**What is asked:** Reproduce all the items below line for line, without changing anything, and leave the pictures out.

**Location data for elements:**
------------------------------------------------------------------------
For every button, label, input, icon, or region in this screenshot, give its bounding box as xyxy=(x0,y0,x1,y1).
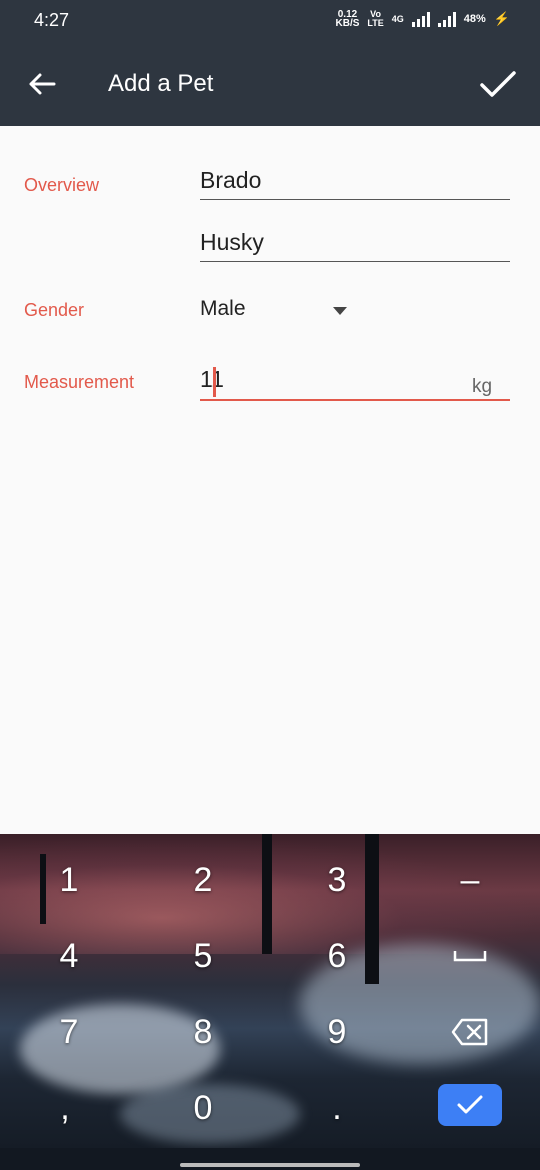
measurement-underline xyxy=(200,399,510,401)
status-bar: 4:27 0.12 KB/S Vo LTE 4G 48% ⚡ xyxy=(0,0,540,42)
battery-level: 48% xyxy=(463,13,486,25)
key-comma[interactable]: , xyxy=(25,1078,105,1138)
key-3[interactable]: 3 xyxy=(297,850,377,910)
backspace-icon xyxy=(451,1018,488,1046)
key-6[interactable]: 6 xyxy=(297,926,377,986)
breed-field-underline xyxy=(200,261,510,262)
numeric-keyboard: 1 2 3 – 4 5 6 7 8 9 , 0 . xyxy=(0,834,540,1148)
charging-icon: ⚡ xyxy=(493,11,510,26)
breed-value: Husky xyxy=(200,229,264,255)
dropdown-arrow-icon[interactable] xyxy=(333,307,347,315)
gender-label: Gender xyxy=(24,300,85,320)
volte-icon: Vo LTE xyxy=(367,10,383,28)
breed-field[interactable]: Husky xyxy=(200,229,510,261)
measurement-value: 11 xyxy=(200,366,224,392)
measurement-label: Measurement xyxy=(24,372,135,392)
text-cursor xyxy=(213,367,216,397)
gender-value: Male xyxy=(200,297,246,320)
key-backspace[interactable] xyxy=(430,1002,510,1062)
status-indicators: 0.12 KB/S Vo LTE 4G 48% ⚡ xyxy=(335,10,510,29)
key-space[interactable] xyxy=(430,926,510,986)
volte-bottom: LTE xyxy=(367,18,384,28)
network-speed-unit: KB/S xyxy=(335,18,360,29)
key-done[interactable] xyxy=(438,1084,502,1126)
navigation-bar xyxy=(0,1148,540,1170)
measurement-unit: kg xyxy=(472,376,493,397)
space-icon xyxy=(453,951,487,962)
status-time: 4:27 xyxy=(34,10,70,30)
key-8[interactable]: 8 xyxy=(163,1002,243,1062)
save-button[interactable] xyxy=(476,62,520,106)
overview-label: Overview xyxy=(24,175,100,195)
key-minus[interactable]: – xyxy=(430,850,510,910)
signal-icon-2 xyxy=(437,11,456,27)
key-1[interactable]: 1 xyxy=(29,850,109,910)
arrow-left-icon xyxy=(29,73,56,95)
key-0[interactable]: 0 xyxy=(163,1078,243,1138)
check-icon xyxy=(480,71,516,97)
home-handle[interactable] xyxy=(180,1163,360,1167)
key-4[interactable]: 4 xyxy=(29,926,109,986)
keyboard-background-tree xyxy=(262,834,272,954)
name-field-underline xyxy=(200,199,510,200)
measurement-input[interactable]: 11 xyxy=(200,366,510,400)
name-value: Brado xyxy=(200,167,262,193)
app-bar: Add a Pet xyxy=(0,42,540,126)
key-5[interactable]: 5 xyxy=(163,926,243,986)
back-button[interactable] xyxy=(22,66,62,102)
name-field[interactable]: Brado xyxy=(200,167,510,199)
key-period[interactable]: . xyxy=(297,1078,377,1138)
key-9[interactable]: 9 xyxy=(297,1002,377,1062)
page-title: Add a Pet xyxy=(108,70,214,97)
network-type: 4G xyxy=(391,14,404,24)
signal-icon-1 xyxy=(411,11,430,27)
key-2[interactable]: 2 xyxy=(163,850,243,910)
key-7[interactable]: 7 xyxy=(29,1002,109,1062)
check-icon xyxy=(457,1095,483,1114)
network-speed: 0.12 KB/S xyxy=(335,10,360,29)
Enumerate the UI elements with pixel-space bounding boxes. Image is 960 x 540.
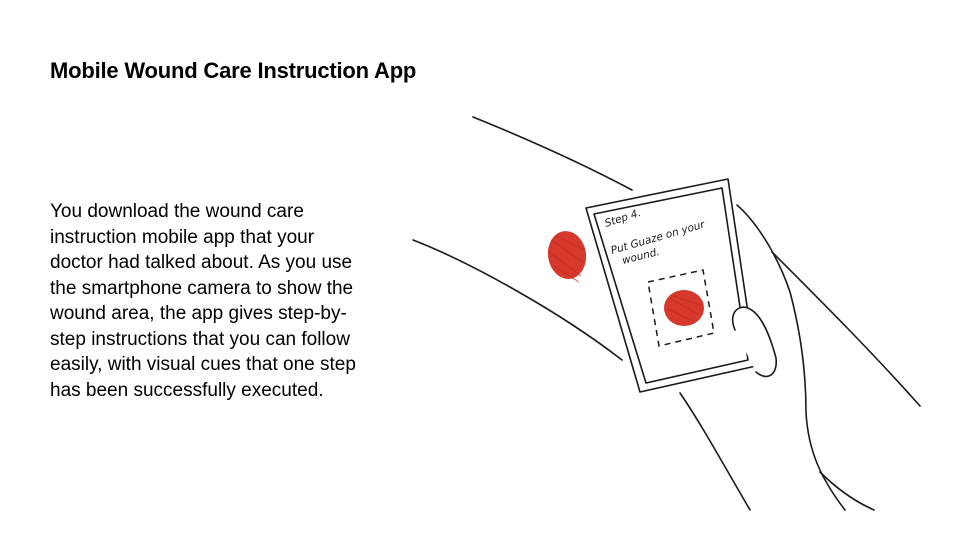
wound-care-app-illustration: Step 4. Put Guaze on your wound. [412,116,921,511]
forearm-upper-outline [771,251,921,407]
arm-wound [547,231,587,283]
arm-upper-outline [472,116,633,191]
forearm-lower-outline [819,471,875,511]
screen-wound [664,290,704,326]
slide: Mobile Wound Care Instruction App You do… [0,0,960,540]
palm-edge-outline [679,392,751,511]
smartphone: Step 4. Put Guaze on your wound. [585,178,757,393]
arm-lower-outline [412,239,623,361]
thumb-outline [731,306,778,378]
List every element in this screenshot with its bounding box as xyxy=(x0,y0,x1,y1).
------------------------------------------------------------------------
**Answer for the task:**
For every button, label, input, icon, or region in this screenshot, give its bounding box as xyxy=(x0,y0,x1,y1).
measurement-underline xyxy=(200,399,510,401)
status-bar: 4:27 0.12 KB/S Vo LTE 4G 48% ⚡ xyxy=(0,0,540,42)
battery-level: 48% xyxy=(463,13,486,25)
key-comma[interactable]: , xyxy=(25,1078,105,1138)
key-3[interactable]: 3 xyxy=(297,850,377,910)
backspace-icon xyxy=(451,1018,488,1046)
key-6[interactable]: 6 xyxy=(297,926,377,986)
breed-field-underline xyxy=(200,261,510,262)
numeric-keyboard: 1 2 3 – 4 5 6 7 8 9 , 0 . xyxy=(0,834,540,1148)
charging-icon: ⚡ xyxy=(493,11,510,26)
breed-value: Husky xyxy=(200,229,264,255)
dropdown-arrow-icon[interactable] xyxy=(333,307,347,315)
gender-label: Gender xyxy=(24,300,85,320)
volte-icon: Vo LTE xyxy=(367,10,383,28)
breed-field[interactable]: Husky xyxy=(200,229,510,261)
measurement-value: 11 xyxy=(200,366,224,392)
measurement-label: Measurement xyxy=(24,372,135,392)
text-cursor xyxy=(213,367,216,397)
gender-value: Male xyxy=(200,297,246,320)
key-backspace[interactable] xyxy=(430,1002,510,1062)
status-indicators: 0.12 KB/S Vo LTE 4G 48% ⚡ xyxy=(335,10,510,29)
key-space[interactable] xyxy=(430,926,510,986)
volte-bottom: LTE xyxy=(367,18,384,28)
network-speed-unit: KB/S xyxy=(335,18,360,29)
key-done[interactable] xyxy=(438,1084,502,1126)
navigation-bar xyxy=(0,1148,540,1170)
measurement-unit: kg xyxy=(472,376,493,397)
space-icon xyxy=(453,951,487,962)
status-time: 4:27 xyxy=(34,10,70,30)
key-8[interactable]: 8 xyxy=(163,1002,243,1062)
save-button[interactable] xyxy=(476,62,520,106)
overview-label: Overview xyxy=(24,175,100,195)
key-minus[interactable]: – xyxy=(430,850,510,910)
signal-icon-2 xyxy=(437,11,456,27)
key-1[interactable]: 1 xyxy=(29,850,109,910)
arrow-left-icon xyxy=(29,73,56,95)
key-0[interactable]: 0 xyxy=(163,1078,243,1138)
check-icon xyxy=(480,71,516,97)
home-handle[interactable] xyxy=(180,1163,360,1167)
key-4[interactable]: 4 xyxy=(29,926,109,986)
keyboard-background-tree xyxy=(262,834,272,954)
name-field-underline xyxy=(200,199,510,200)
measurement-input[interactable]: 11 xyxy=(200,366,510,400)
name-value: Brado xyxy=(200,167,262,193)
app-bar: Add a Pet xyxy=(0,42,540,126)
key-5[interactable]: 5 xyxy=(163,926,243,986)
back-button[interactable] xyxy=(22,66,62,102)
name-field[interactable]: Brado xyxy=(200,167,510,199)
key-period[interactable]: . xyxy=(297,1078,377,1138)
key-9[interactable]: 9 xyxy=(297,1002,377,1062)
page-title: Add a Pet xyxy=(108,70,214,97)
network-type: 4G xyxy=(391,14,404,24)
signal-icon-1 xyxy=(411,11,430,27)
key-2[interactable]: 2 xyxy=(163,850,243,910)
key-7[interactable]: 7 xyxy=(29,1002,109,1062)
check-icon xyxy=(457,1095,483,1114)
network-speed: 0.12 KB/S xyxy=(335,10,360,29)
Enumerate the UI elements with pixel-space bounding boxes. Image is 960 x 540.
wound-care-app-illustration: Step 4. Put Guaze on your wound. [412,116,921,511]
forearm-upper-outline [771,251,921,407]
arm-wound [547,231,587,283]
arm-upper-outline [472,116,633,191]
forearm-lower-outline [819,471,875,511]
screen-wound [664,290,704,326]
slide: Mobile Wound Care Instruction App You do… [0,0,960,540]
palm-edge-outline [679,392,751,511]
smartphone: Step 4. Put Guaze on your wound. [585,178,757,393]
arm-lower-outline [412,239,623,361]
thumb-outline [731,306,778,378]
List every element in this screenshot with its bounding box as xyxy=(x0,y0,x1,y1).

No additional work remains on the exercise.